Work required: Look through the data below. Show each line where the string "ABCD" occurs.

Records for processing:
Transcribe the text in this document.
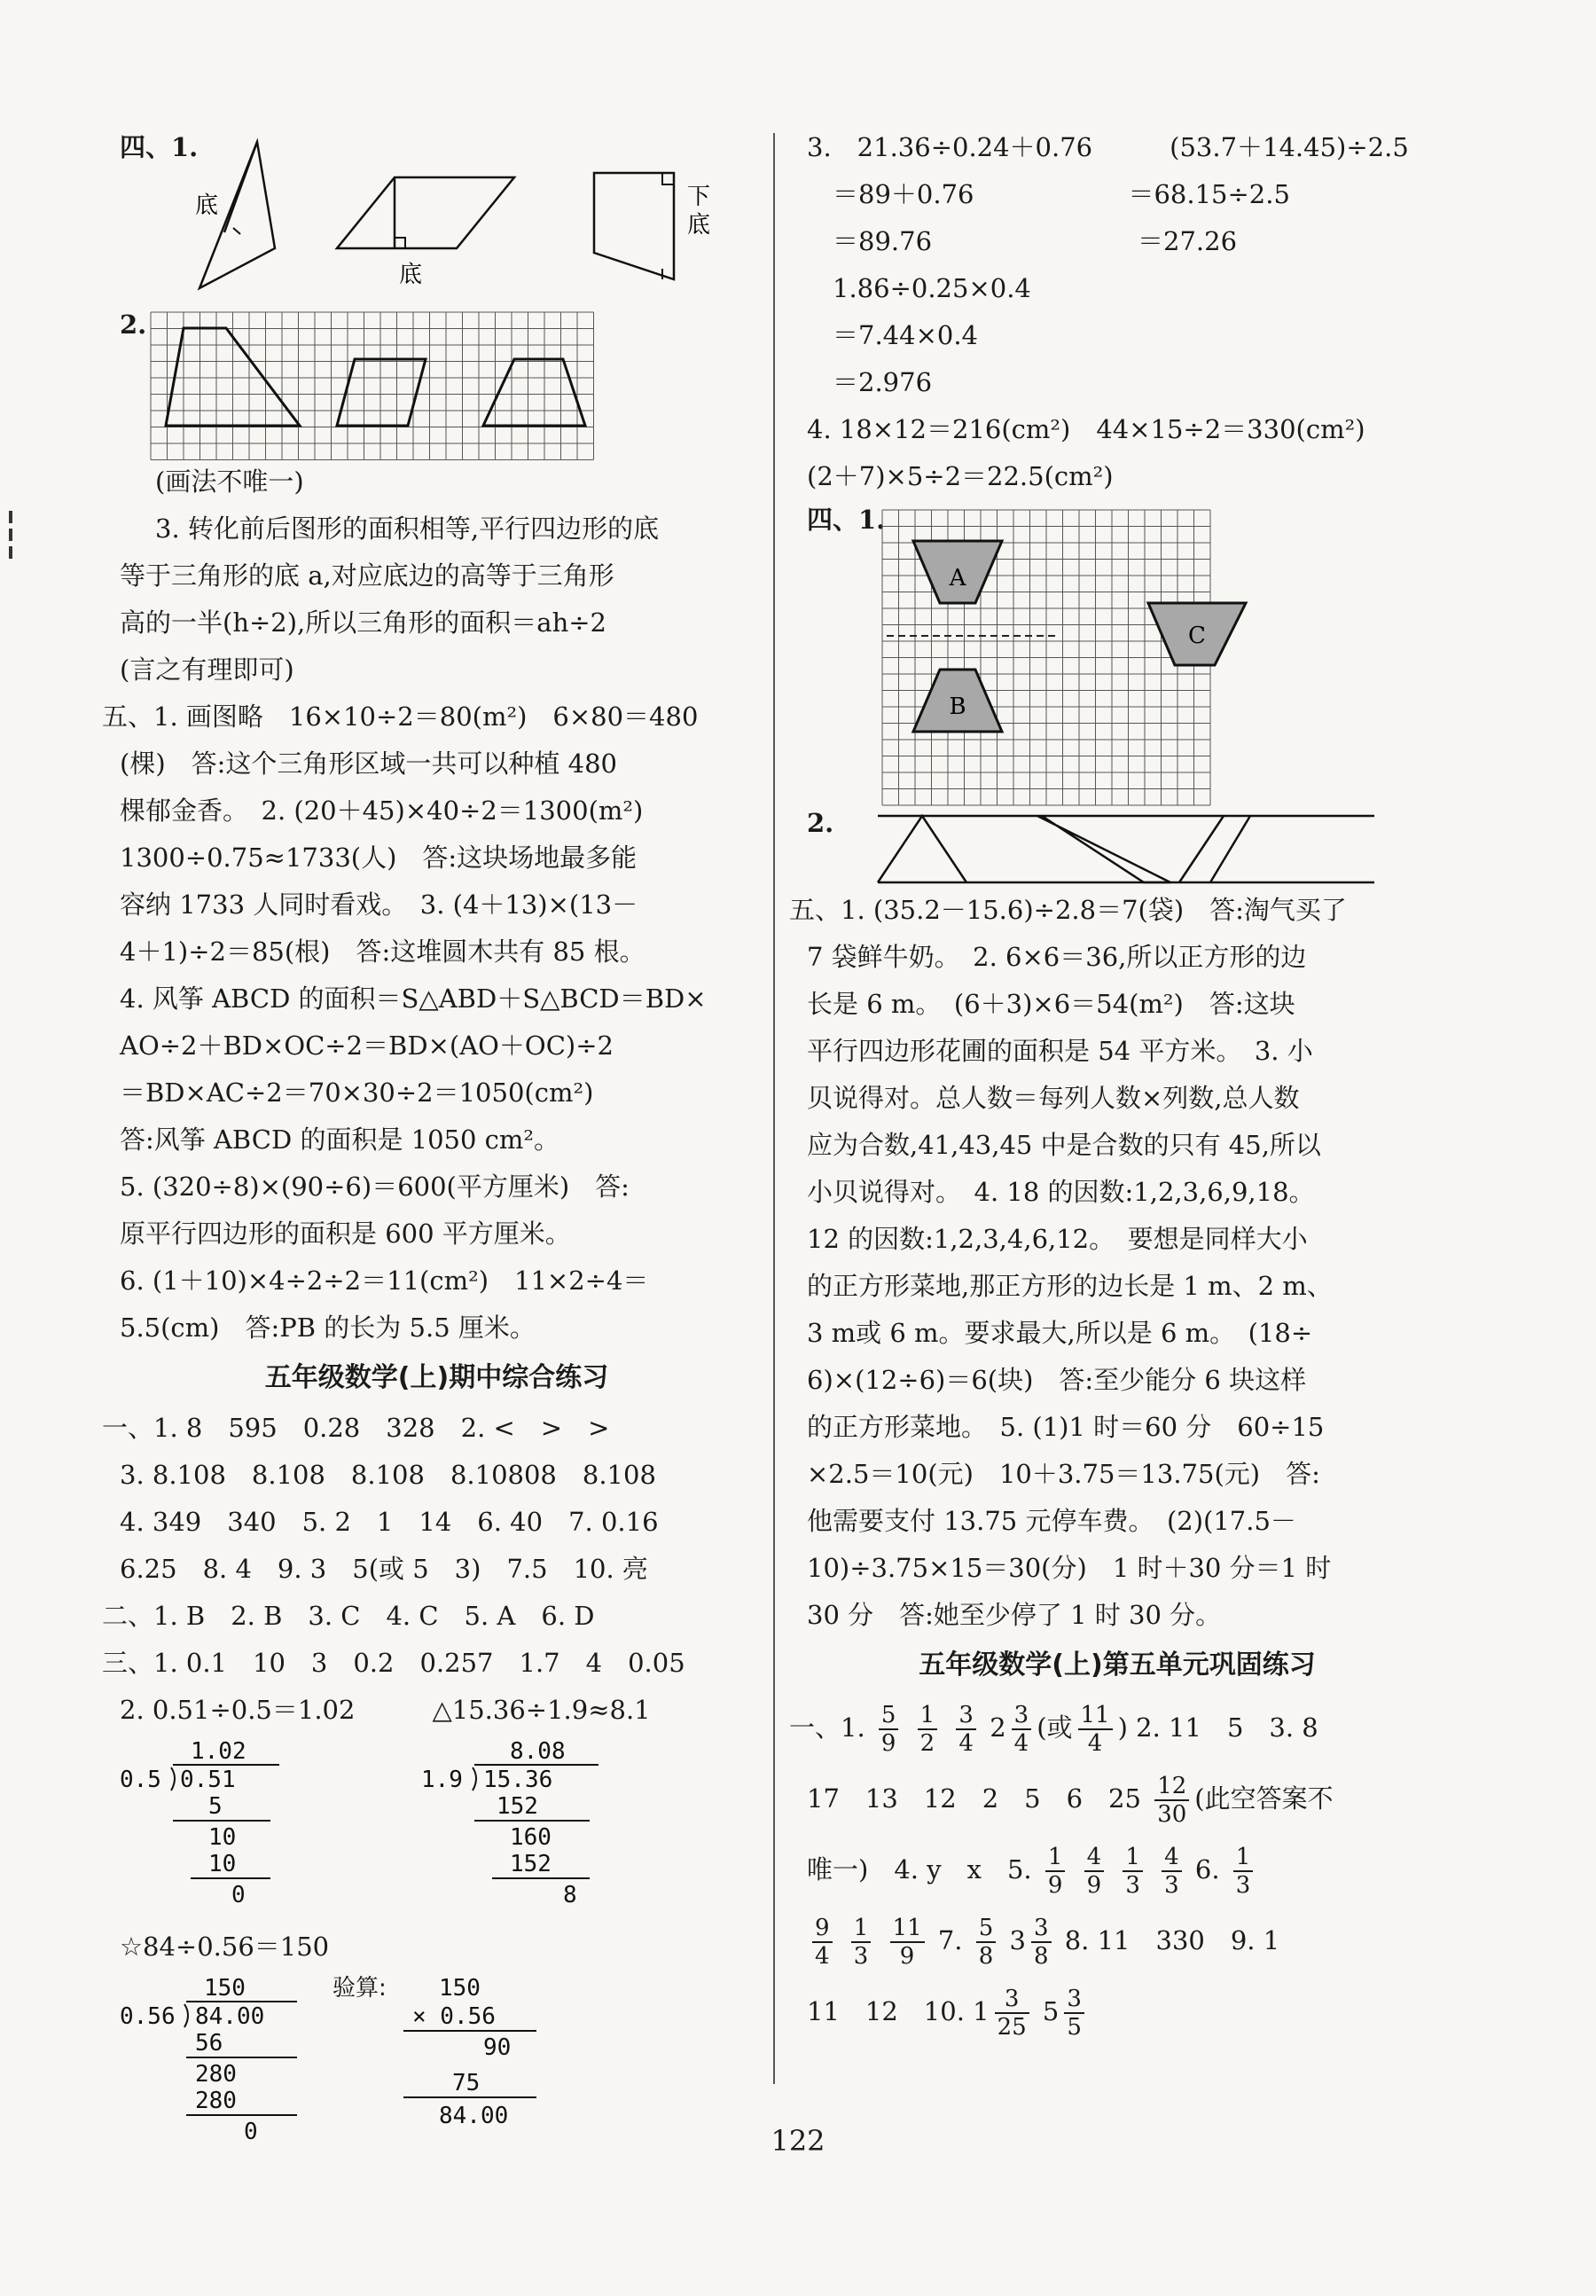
四、1.
底
底
下
底
2.
(画法不唯一)
3. 转化前后图形的面积相等,平行四边形的底
等于三角形的底 a,对应底边的高等于三角形
高的一半(h÷2),所以三角形的面积＝ah÷2
(言之有理即可)
五、1. 画图略　16×10÷2＝80(m²)　6×80＝480
(棵)　答:这个三角形区域一共可以种植 480
棵郁金香。　2. (20＋45)×40÷2＝1300(m²)
1300÷0.75≈1733(人)　答:这块场地最多能
容纳 1733 人同时看戏。　3. (4＋13)×(13－
4＋1)÷2＝85(根)　答:这堆圆木共有 85 根。
4. 风筝 ABCD 的面积＝S△ABD＋S△BCD＝BD×
AO÷2＋BD×OC÷2＝BD×(AO＋OC)÷2
＝BD×AC÷2＝70×30÷2＝1050(cm²)
答:风筝 ABCD 的面积是 1050 cm²。
5. (320÷8)×(90÷6)＝600(平方厘米)　答:
原平行四边形的面积是 600 平方厘米。
6. (1＋10)×4÷2÷2＝11(cm²)　11×2÷4＝
5.5(cm)　答:PB 的长为 5.5 厘米。
五年级数学(上)期中综合练习
一、1. 8　595　0.28　328　2. <　>　>
3. 8.108　8.108　8.108　8.10808　8.108
4. 349　340　5. 2　1　14　6. 40　7. 0.16
6.25　8. 4　9. 3　5(或 5　3)　7.5　10. 亮
二、1. B　2. B　3. C　4. C　5. A　6. D
三、1. 0.1　10　3　0.2　0.257　1.7　4　0.05
2. 0.51÷0.5＝1.02　　　△15.36÷1.9≈8.1
1.02
0.5 0.51
5
10
10
0
8.08
1.9 15.36
152
160
152
8
☆84÷0.56＝150
150
0.56 84.00
56
280
280
0
验算: 150
× 0.56
90
75
84.00
3.　21.36÷0.24＋0.76　　　(53.7＋14.45)÷2.5
　＝89＋0.76　　　　　　＝68.15÷2.5
　＝89.76　　　　　　　　＝27.26
　1.86÷0.25×0.4
　＝7.44×0.4
　＝2.976
4. 18×12＝216(cm²)　44×15÷2＝330(cm²)
(2＋7)×5÷2＝22.5(cm²)
四、1.
A
B
C
2.
五、1. (35.2－15.6)÷2.8＝7(袋)　答:淘气买了
7 袋鲜牛奶。　2. 6×6＝36,所以正方形的边
长是 6 m。　(6＋3)×6＝54(m²)　答:这块
平行四边形花圃的面积是 54 平方米。　3. 小
贝说得对。总人数＝每列人数×列数,总人数
应为合数,41,43,45 中是合数的只有 45,所以
小贝说得对。　4. 18 的因数:1,2,3,6,9,18。
12 的因数:1,2,3,4,6,12。　要想是同样大小
的正方形菜地,那正方形的边长是 1 m、2 m、
3 m或 6 m。要求最大,所以是 6 m。　(18÷
6)×(12÷6)＝6(块)　答:至少能分 6 块这样
的正方形菜地。　5. (1)1 时＝60 分　60÷15
×2.5＝10(元)　10＋3.75＝13.75(元)　答:
他需要支付 13.75 元停车费。　(2)(17.5－
10)÷3.75×15＝30(分)　1 时＋30 分＝1 时
30 分　答:她至少停了 1 时 30 分。
五年级数学(上)第五单元巩固练习
一、1. $\frac{5}{9}$
$\frac{1}{2}$
$\frac{3}{4} 2 \frac{3}{4}$ (或 $\frac{11}{4}$ ) 2. 11　5　3. 8
17　13　12　2　5　6　$25 \frac{12}{30}$ (此空答案不
唯一)　4. y　x　5. $\frac{1}{9}$
$\frac{4}{9}$
$\frac{1}{3}$
$\frac{4}{3} 6$. $\frac{1}{3}$
$\frac{9}{4}$
$\frac{1}{3}$
$\frac{11}{9} 7$. $\frac{5}{8} 3 \frac{3}{8} 8$. 11　330　9. 1
11　12　10. $1 \frac{3}{25} 5 \frac{3}{5}$
122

Answer to this task:
4. 风筝 ABCD 的面积＝S△ABD＋S△BCD＝BD×
答:风筝 ABCD 的面积是 1050 cm²。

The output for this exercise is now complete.